STATED GOAL | All of the material below is to be retyped exactly.
----- DATA IN THIS EXERCISE
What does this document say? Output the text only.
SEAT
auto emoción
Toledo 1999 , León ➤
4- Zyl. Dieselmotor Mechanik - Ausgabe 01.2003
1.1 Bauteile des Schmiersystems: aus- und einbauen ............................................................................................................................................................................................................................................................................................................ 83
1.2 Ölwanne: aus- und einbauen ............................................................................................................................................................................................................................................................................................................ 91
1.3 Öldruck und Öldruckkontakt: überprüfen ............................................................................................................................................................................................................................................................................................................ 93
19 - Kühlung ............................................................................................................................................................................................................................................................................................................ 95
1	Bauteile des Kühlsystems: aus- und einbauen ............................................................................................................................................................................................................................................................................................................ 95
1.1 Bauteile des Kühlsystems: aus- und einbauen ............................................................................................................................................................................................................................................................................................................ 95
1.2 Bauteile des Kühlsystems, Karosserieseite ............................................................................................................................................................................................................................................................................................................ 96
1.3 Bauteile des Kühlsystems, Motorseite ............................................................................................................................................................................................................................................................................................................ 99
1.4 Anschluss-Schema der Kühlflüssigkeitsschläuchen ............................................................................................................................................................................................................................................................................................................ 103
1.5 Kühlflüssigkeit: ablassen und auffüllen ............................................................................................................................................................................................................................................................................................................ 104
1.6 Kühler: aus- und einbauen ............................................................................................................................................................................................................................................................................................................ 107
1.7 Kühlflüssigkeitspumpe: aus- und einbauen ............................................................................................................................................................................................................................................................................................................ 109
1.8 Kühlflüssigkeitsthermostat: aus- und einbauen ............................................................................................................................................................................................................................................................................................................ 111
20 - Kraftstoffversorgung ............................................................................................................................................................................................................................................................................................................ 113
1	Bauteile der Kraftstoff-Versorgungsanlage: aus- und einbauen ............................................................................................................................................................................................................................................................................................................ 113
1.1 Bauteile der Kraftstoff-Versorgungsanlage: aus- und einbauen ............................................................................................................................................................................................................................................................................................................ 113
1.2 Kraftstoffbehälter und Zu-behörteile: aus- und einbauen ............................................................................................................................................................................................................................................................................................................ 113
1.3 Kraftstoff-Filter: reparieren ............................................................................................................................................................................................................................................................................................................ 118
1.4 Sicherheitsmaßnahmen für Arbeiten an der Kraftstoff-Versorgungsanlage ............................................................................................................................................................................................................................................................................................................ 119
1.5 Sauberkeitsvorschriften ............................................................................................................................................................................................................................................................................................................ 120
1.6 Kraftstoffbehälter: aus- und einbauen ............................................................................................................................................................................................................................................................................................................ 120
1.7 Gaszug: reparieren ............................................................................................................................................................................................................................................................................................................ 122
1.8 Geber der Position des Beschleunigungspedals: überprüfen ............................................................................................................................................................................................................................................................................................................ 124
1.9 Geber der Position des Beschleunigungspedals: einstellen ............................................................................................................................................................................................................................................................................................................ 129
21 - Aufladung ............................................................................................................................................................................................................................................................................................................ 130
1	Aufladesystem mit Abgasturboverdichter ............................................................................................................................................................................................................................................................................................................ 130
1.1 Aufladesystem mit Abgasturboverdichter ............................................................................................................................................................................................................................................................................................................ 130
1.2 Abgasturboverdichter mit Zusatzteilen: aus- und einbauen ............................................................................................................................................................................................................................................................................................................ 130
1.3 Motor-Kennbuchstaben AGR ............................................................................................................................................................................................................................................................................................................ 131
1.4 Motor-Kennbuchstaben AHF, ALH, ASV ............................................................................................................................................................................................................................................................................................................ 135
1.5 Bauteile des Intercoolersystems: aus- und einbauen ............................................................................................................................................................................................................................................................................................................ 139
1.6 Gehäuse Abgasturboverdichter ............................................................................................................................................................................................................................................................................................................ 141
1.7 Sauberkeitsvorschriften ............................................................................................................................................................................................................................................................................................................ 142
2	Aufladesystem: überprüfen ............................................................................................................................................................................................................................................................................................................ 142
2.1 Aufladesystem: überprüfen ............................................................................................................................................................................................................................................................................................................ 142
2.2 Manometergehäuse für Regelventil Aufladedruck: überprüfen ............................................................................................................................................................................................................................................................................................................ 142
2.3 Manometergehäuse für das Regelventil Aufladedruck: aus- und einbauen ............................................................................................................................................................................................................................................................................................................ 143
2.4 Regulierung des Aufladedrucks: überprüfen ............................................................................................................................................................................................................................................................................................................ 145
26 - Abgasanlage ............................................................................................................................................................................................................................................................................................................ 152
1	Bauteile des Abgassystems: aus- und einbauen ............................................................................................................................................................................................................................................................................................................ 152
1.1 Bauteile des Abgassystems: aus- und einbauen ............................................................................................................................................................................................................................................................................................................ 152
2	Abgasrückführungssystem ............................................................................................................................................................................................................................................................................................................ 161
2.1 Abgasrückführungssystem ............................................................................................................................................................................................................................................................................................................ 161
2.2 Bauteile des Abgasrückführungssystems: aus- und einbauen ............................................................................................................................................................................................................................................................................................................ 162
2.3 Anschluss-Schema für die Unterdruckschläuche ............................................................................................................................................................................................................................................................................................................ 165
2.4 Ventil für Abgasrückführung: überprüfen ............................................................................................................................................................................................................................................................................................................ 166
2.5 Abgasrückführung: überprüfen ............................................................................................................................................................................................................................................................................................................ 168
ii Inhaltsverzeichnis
----------
COMPLETED EXERCISE |
What does this document say? Output the text only.
SEAT
auto emoción
Toledo 1999 , León ➤
4- Zyl. Dieselmotor Mechanik - Ausgabe 01.2003
1.1 Bauteile des Schmiersystems: aus- und einbauen ............................................................................................................................................................................................................................................................................................................ 83
1.2 Ölwanne: aus- und einbauen ............................................................................................................................................................................................................................................................................................................ 91
1.3 Öldruck und Öldruckkontakt: überprüfen ............................................................................................................................................................................................................................................................................................................ 93
19 - Kühlung ............................................................................................................................................................................................................................................................................................................ 95
1	Bauteile des Kühlsystems: aus- und einbauen ............................................................................................................................................................................................................................................................................................................ 95
1.1 Bauteile des Kühlsystems: aus- und einbauen ............................................................................................................................................................................................................................................................................................................ 95
1.2 Bauteile des Kühlsystems, Karosserieseite ............................................................................................................................................................................................................................................................................................................ 96
1.3 Bauteile des Kühlsystems, Motorseite ............................................................................................................................................................................................................................................................................................................ 99
1.4 Anschluss-Schema der Kühlflüssigkeitsschläuchen ............................................................................................................................................................................................................................................................................................................ 103
1.5 Kühlflüssigkeit: ablassen und auffüllen ............................................................................................................................................................................................................................................................................................................ 104
1.6 Kühler: aus- und einbauen ............................................................................................................................................................................................................................................................................................................ 107
1.7 Kühlflüssigkeitspumpe: aus- und einbauen ............................................................................................................................................................................................................................................................................................................ 109
1.8 Kühlflüssigkeitsthermostat: aus- und einbauen ............................................................................................................................................................................................................................................................................................................ 111
20 - Kraftstoffversorgung ............................................................................................................................................................................................................................................................................................................ 113
1	Bauteile der Kraftstoff-Versorgungsanlage: aus- und einbauen ............................................................................................................................................................................................................................................................................................................ 113
1.1 Bauteile der Kraftstoff-Versorgungsanlage: aus- und einbauen ............................................................................................................................................................................................................................................................................................................ 113
1.2 Kraftstoffbehälter und Zu-behörteile: aus- und einbauen ............................................................................................................................................................................................................................................................................................................ 113
1.3 Kraftstoff-Filter: reparieren ............................................................................................................................................................................................................................................................................................................ 118
1.4 Sicherheitsmaßnahmen für Arbeiten an der Kraftstoff-Versorgungsanlage ............................................................................................................................................................................................................................................................................................................ 119
1.5 Sauberkeitsvorschriften ............................................................................................................................................................................................................................................................................................................ 120
1.6 Kraftstoffbehälter: aus- und einbauen ............................................................................................................................................................................................................................................................................................................ 120
1.7 Gaszug: reparieren ............................................................................................................................................................................................................................................................................................................ 122
1.8 Geber der Position des Beschleunigungspedals: überprüfen ............................................................................................................................................................................................................................................................................................................ 124
1.9 Geber der Position des Beschleunigungspedals: einstellen ............................................................................................................................................................................................................................................................................................................ 129
21 - Aufladung ............................................................................................................................................................................................................................................................................................................ 130
1	Aufladesystem mit Abgasturboverdichter ............................................................................................................................................................................................................................................................................................................ 130
1.1 Aufladesystem mit Abgasturboverdichter ............................................................................................................................................................................................................................................................................................................ 130
1.2 Abgasturboverdichter mit Zusatzteilen: aus- und einbauen ............................................................................................................................................................................................................................................................................................................ 130
1.3 Motor-Kennbuchstaben AGR ............................................................................................................................................................................................................................................................................................................ 131
1.4 Motor-Kennbuchstaben AHF, ALH, ASV ............................................................................................................................................................................................................................................................................................................ 135
1.5 Bauteile des Intercoolersystems: aus- und einbauen ............................................................................................................................................................................................................................................................................................................ 139
1.6 Gehäuse Abgasturboverdichter ............................................................................................................................................................................................................................................................................................................ 141
1.7 Sauberkeitsvorschriften ............................................................................................................................................................................................................................................................................................................ 142
2	Aufladesystem: überprüfen ............................................................................................................................................................................................................................................................................................................ 142
2.1 Aufladesystem: überprüfen ............................................................................................................................................................................................................................................................................................................ 142
2.2 Manometergehäuse für Regelventil Aufladedruck: überprüfen ............................................................................................................................................................................................................................................................................................................ 142
2.3 Manometergehäuse für das Regelventil Aufladedruck: aus- und einbauen ............................................................................................................................................................................................................................................................................................................ 143
2.4 Regulierung des Aufladedrucks: überprüfen ............................................................................................................................................................................................................................................................................................................ 145
26 - Abgasanlage ............................................................................................................................................................................................................................................................................................................ 152
1	Bauteile des Abgassystems: aus- und einbauen ............................................................................................................................................................................................................................................................................................................ 152
1.1 Bauteile des Abgassystems: aus- und einbauen ............................................................................................................................................................................................................................................................................................................ 152
2	Abgasrückführungssystem ............................................................................................................................................................................................................................................................................................................ 161
2.1 Abgasrückführungssystem ............................................................................................................................................................................................................................................................................................................ 161
2.2 Bauteile des Abgasrückführungssystems: aus- und einbauen ............................................................................................................................................................................................................................................................................................................ 162
2.3 Anschluss-Schema für die Unterdruckschläuche ............................................................................................................................................................................................................................................................................................................ 165
2.4 Ventil für Abgasrückführung: überprüfen ............................................................................................................................................................................................................................................................................................................ 166
2.5 Abgasrückführung: überprüfen ............................................................................................................................................................................................................................................................................................................ 168
ii Inhaltsverzeichnis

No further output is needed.